> [Required actions]
1) Summarize the forum post on cetane improver in two sentences.
2) Rewrite the passage of the forum post on cetane improver from "By far, the" up to and including "warrant further discussion.", changing "virtually non-existent" to "negligible".

# Cetane improver - facts



## marc_hanna (Apr 10, 2017)

I thought I’d share some information about cetane improver because there’s so much misinformation out there. 

By far, the most common cetane improver out there is a chemical called 2-Ethylhexyl Nitrate or otherwise known as 2-EHN. There are others, but there presence as a cetane improver in industry is virtually non-existent, so it doesn’t even warrant further discussion. 

2-EHN is used by all the oil companies to increase cetane number. Adding additional 2-EHN to your fuel will improve the cetane number further, but in order to get a 10 point rise, you will need to mix it at a ratio of 250:1 for diesel:2-EHN. This is according to Sandia National Laboratory - you can look it up. Therefore on 80 litres of diesel you will need to add almost 300mL of pure 2-EHN. Must off-the-shelf diesel additives do not have that much in the entire bottle. Don’t be fooled by brands offered as a “concentrate”. 

Most brands I’ve researched have less than 15% 2-EHN. Powerservice for example, has 1-5% and therefore at their recommended dose levels you will have no significant improvement in cetane number, and certainly not enough to affect cold starts, fuel economy, or soot reduction. The highest content in a consumer product that I have come across is Opti-lube Boost, which has 70%, but again, at their recommended doses, you won’t achieve that coveted 10 point rise. 

2-EHN acts as a catalyst to start the ignition process earlier, thus improving combustion and ensuring you get a complete burn. This will make your engine more responsive, achieve better fuel economy, and produce less soot. In order to get these benefits, you must get sufficient dose levels and that is a difficult task when most products have such low content.

Region and label listings
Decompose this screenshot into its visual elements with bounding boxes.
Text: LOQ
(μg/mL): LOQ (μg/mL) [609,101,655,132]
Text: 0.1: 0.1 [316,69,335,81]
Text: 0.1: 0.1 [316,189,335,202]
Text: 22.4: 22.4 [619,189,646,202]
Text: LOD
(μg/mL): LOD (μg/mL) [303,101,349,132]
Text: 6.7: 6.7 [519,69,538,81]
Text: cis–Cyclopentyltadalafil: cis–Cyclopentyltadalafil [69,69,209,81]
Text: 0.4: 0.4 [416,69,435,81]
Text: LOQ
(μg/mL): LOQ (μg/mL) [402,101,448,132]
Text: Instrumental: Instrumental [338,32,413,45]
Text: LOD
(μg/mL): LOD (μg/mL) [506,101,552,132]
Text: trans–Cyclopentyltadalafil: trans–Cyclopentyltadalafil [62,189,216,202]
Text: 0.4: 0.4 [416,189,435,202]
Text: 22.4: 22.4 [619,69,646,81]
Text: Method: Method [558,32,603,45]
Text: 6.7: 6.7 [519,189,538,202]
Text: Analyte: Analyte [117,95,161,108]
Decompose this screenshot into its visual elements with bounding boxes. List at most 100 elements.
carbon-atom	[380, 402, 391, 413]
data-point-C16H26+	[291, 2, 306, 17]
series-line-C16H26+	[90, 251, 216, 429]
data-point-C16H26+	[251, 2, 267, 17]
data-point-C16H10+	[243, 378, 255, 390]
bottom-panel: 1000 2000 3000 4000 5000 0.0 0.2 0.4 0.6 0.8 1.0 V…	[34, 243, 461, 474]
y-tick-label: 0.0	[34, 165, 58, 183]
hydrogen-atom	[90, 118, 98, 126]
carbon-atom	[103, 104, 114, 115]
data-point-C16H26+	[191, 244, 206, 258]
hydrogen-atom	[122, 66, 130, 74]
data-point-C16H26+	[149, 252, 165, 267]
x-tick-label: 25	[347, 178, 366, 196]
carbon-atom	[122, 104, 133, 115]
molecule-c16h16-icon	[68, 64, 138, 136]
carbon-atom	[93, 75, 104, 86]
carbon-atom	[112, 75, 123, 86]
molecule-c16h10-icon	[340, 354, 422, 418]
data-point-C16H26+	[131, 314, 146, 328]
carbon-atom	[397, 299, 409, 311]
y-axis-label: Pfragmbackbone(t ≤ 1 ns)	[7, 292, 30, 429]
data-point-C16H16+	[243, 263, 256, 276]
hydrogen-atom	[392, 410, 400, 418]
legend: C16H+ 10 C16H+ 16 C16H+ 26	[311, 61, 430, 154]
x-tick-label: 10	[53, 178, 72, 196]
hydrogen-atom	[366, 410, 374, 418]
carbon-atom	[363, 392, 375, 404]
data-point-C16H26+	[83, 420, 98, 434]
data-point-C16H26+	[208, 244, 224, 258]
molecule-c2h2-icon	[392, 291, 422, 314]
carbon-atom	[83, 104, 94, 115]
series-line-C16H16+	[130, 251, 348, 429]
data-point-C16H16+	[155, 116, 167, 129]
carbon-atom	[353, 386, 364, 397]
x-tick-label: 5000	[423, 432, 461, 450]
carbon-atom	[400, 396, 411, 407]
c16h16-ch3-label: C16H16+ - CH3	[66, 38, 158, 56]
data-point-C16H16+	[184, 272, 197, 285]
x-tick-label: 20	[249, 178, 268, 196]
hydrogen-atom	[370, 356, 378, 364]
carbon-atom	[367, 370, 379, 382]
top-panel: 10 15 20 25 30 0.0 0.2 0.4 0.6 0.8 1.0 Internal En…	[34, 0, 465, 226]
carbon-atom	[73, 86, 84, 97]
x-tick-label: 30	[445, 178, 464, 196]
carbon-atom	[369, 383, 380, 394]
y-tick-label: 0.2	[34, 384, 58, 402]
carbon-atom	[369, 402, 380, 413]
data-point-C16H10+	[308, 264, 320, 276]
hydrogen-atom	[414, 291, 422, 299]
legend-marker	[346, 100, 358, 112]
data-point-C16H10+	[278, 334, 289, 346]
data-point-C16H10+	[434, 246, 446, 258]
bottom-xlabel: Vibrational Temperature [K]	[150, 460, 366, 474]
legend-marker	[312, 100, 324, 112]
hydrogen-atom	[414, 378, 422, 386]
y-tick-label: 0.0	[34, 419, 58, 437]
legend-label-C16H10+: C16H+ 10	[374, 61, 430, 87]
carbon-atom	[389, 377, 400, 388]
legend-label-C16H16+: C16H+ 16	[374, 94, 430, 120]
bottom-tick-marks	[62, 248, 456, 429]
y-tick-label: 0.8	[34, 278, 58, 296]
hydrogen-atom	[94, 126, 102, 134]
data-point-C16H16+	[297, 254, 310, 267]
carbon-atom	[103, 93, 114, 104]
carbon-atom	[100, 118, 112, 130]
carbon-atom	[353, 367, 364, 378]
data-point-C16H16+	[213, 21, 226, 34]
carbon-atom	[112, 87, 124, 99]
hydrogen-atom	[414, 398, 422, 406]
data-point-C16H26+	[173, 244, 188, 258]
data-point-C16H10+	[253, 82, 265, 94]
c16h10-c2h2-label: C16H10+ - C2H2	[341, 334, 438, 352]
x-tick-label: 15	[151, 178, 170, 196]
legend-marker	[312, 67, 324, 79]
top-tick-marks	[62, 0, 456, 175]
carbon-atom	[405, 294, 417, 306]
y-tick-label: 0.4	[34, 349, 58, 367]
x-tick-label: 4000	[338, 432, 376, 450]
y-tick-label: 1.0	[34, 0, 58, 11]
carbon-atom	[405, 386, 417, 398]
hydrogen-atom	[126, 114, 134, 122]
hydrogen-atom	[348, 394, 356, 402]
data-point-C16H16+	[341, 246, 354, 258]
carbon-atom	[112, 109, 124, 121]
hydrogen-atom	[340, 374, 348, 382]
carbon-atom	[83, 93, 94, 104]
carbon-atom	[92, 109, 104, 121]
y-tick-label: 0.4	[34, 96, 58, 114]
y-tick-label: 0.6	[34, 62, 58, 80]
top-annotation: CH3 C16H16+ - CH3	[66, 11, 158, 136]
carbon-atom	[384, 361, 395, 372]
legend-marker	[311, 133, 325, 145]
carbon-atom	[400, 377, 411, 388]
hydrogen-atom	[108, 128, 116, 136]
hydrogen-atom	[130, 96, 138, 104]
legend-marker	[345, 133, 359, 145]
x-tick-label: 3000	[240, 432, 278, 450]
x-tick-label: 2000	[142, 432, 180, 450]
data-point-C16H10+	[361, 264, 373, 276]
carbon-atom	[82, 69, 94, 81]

> [Solutions by task]
1) The most common cetane improver is 2-Ethylhexyl Nitrate (2-EHN), and a 10-point rise in cetane number requires mixing it with diesel at a ratio of 250:1, or almost 300mL for 80 litres of diesel. Most consumer additives contain so little 2-EHN that their recommended doses give no significant improvement, though sufficient doses would make ignition start earlier and bring better responsiveness, better fuel economy, and less soot.

2)
By far, the most common cetane improver out there is a chemical called 2-Ethylhexyl Nitrate or otherwise known as 2-EHN. There are others, but there presence as a cetane improver in industry is negligible, so it doesn’t even warrant further discussion.